— GOAL —
Will you write out all the entries below exactly?

Stored items
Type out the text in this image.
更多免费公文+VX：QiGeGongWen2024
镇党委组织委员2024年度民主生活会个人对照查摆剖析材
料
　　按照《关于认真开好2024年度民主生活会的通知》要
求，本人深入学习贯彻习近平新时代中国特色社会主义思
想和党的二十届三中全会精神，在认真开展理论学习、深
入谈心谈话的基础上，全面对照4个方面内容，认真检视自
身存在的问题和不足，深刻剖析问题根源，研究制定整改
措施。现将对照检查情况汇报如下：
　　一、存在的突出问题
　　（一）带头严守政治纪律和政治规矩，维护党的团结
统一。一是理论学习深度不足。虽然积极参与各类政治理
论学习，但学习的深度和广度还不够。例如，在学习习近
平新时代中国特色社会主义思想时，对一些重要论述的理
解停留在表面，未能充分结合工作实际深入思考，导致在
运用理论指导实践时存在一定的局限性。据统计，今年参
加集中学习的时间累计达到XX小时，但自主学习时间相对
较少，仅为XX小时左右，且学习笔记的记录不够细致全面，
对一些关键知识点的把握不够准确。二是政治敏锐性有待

— REPLY —
Type out the text in this image.
更多免费公文+VX：QiGeGongWen2024
镇党委组织委员2024年度民主生活会个人对照查摆剖析材
料
　　按照《关于认真开好2024年度民主生活会的通知》要
求，本人深入学习贯彻习近平新时代中国特色社会主义思
想和党的二十届三中全会精神，在认真开展理论学习、深
入谈心谈话的基础上，全面对照4个方面内容，认真检视自
身存在的问题和不足，深刻剖析问题根源，研究制定整改
措施。现将对照检查情况汇报如下：
　　一、存在的突出问题
　　（一）带头严守政治纪律和政治规矩，维护党的团结
统一。一是理论学习深度不足。虽然积极参与各类政治理
论学习，但学习的深度和广度还不够。例如，在学习习近
平新时代中国特色社会主义思想时，对一些重要论述的理
解停留在表面，未能充分结合工作实际深入思考，导致在
运用理论指导实践时存在一定的局限性。据统计，今年参
加集中学习的时间累计达到XX小时，但自主学习时间相对
较少，仅为XX小时左右，且学习笔记的记录不够细致全面，
对一些关键知识点的把握不够准确。二是政治敏锐性有待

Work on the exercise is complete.